- Supplied records:
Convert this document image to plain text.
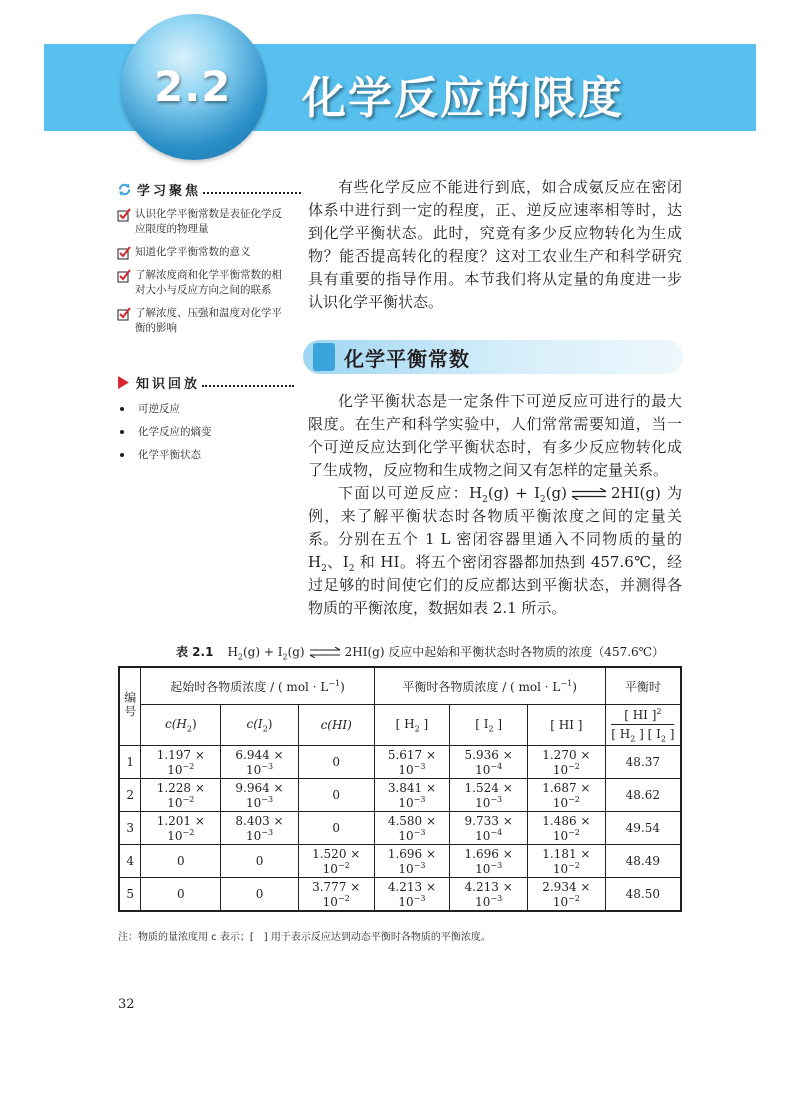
2.2 化学反应的限度
学习聚焦
认识化学平衡常数是表征化学反应限度的物理量
知道化学平衡常数的意义
了解浓度商和化学平衡常数的相对大小与反应方向之间的联系
了解浓度、压强和温度对化学平衡的影响
知识回放
可逆反应
化学反应的熵变
化学平衡状态
有些化学反应不能进行到底，如合成氨反应在密闭体系中进行到一定的程度，正、逆反应速率相等时，达到化学平衡状态。此时，究竟有多少反应物转化为生成物？能否提高转化的程度？这对工农业生产和科学研究具有重要的指导作用。本节我们将从定量的角度进一步认识化学平衡状态。
化学平衡常数
化学平衡状态是一定条件下可逆反应可进行的最大限度。在生产和科学实验中，人们常常需要知道，当一个可逆反应达到化学平衡状态时，有多少反应物转化成了生成物，反应物和生成物之间又有怎样的定量关系。
下面以可逆反应：$H_2(g) + I_2(g)$ ⇌ 2HI(g) 为例，来了解平衡状态时各物质平衡浓度之间的定量关系。 分别在五个 1 L 密闭容器里通入不同物质的量的 $H_2$、$I_2$ 和 HI。将五个密闭容器都加热到 457.6℃，经过足够的时间使它们的反应都达到平衡状态，并测得各物质的平衡浓度，数据如表 2.1 所示。
表 2.1 $H_2(g) + I_2(g)$ ⇌ 2HI(g) 反应中起始和平衡状态时各物质的浓度（457.6℃）
编号	起始时各物质浓度 / ( mol · $L^{-1}$)			平衡时各物质浓度 / ( mol · $L^{-1}$)			平衡时
	$c(H_2)$	$c(I_2)$	c(HI)	[ $H_2$ ]	[ $I_2$ ]	[ HI ]	$\frac{[ HI ]^2}{[ H_2 ] [ I_2 ]}$

1	$1.197 \times 10^{-2}$	$6.944 \times 10^{-3}$	0	$5.617 \times 10^{-3}$	$5.936 \times 10^{-4}$	$1.270 \times 10^{-2}$	48.37
2	$1.228 \times 10^{-2}$	$9.964 \times 10^{-3}$	0	$3.841 \times 10^{-3}$	$1.524 \times 10^{-3}$	$1.687 \times 10^{-2}$	48.62
3	$1.201 \times 10^{-2}$	$8.403 \times 10^{-3}$	0	$4.580 \times 10^{-3}$	$9.733 \times 10^{-4}$	$1.486 \times 10^{-2}$	49.54
4	0	0	$1.520 \times 10^{-2}$	$1.696 \times 10^{-3}$	$1.696 \times 10^{-3}$	$1.181 \times 10^{-2}$	48.49
5	0	0	$3.777 \times 10^{-2}$	$4.213 \times 10^{-3}$	$4.213 \times 10^{-3}$	$2.934 \times 10^{-2}$	48.50
注：物质的量浓度用 c 表示；[　] 用于表示反应达到动态平衡时各物质的平衡浓度。
32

- Stated problem:
Work out how many lines of the listing above include the word "times". Report only the number.

- Output:
5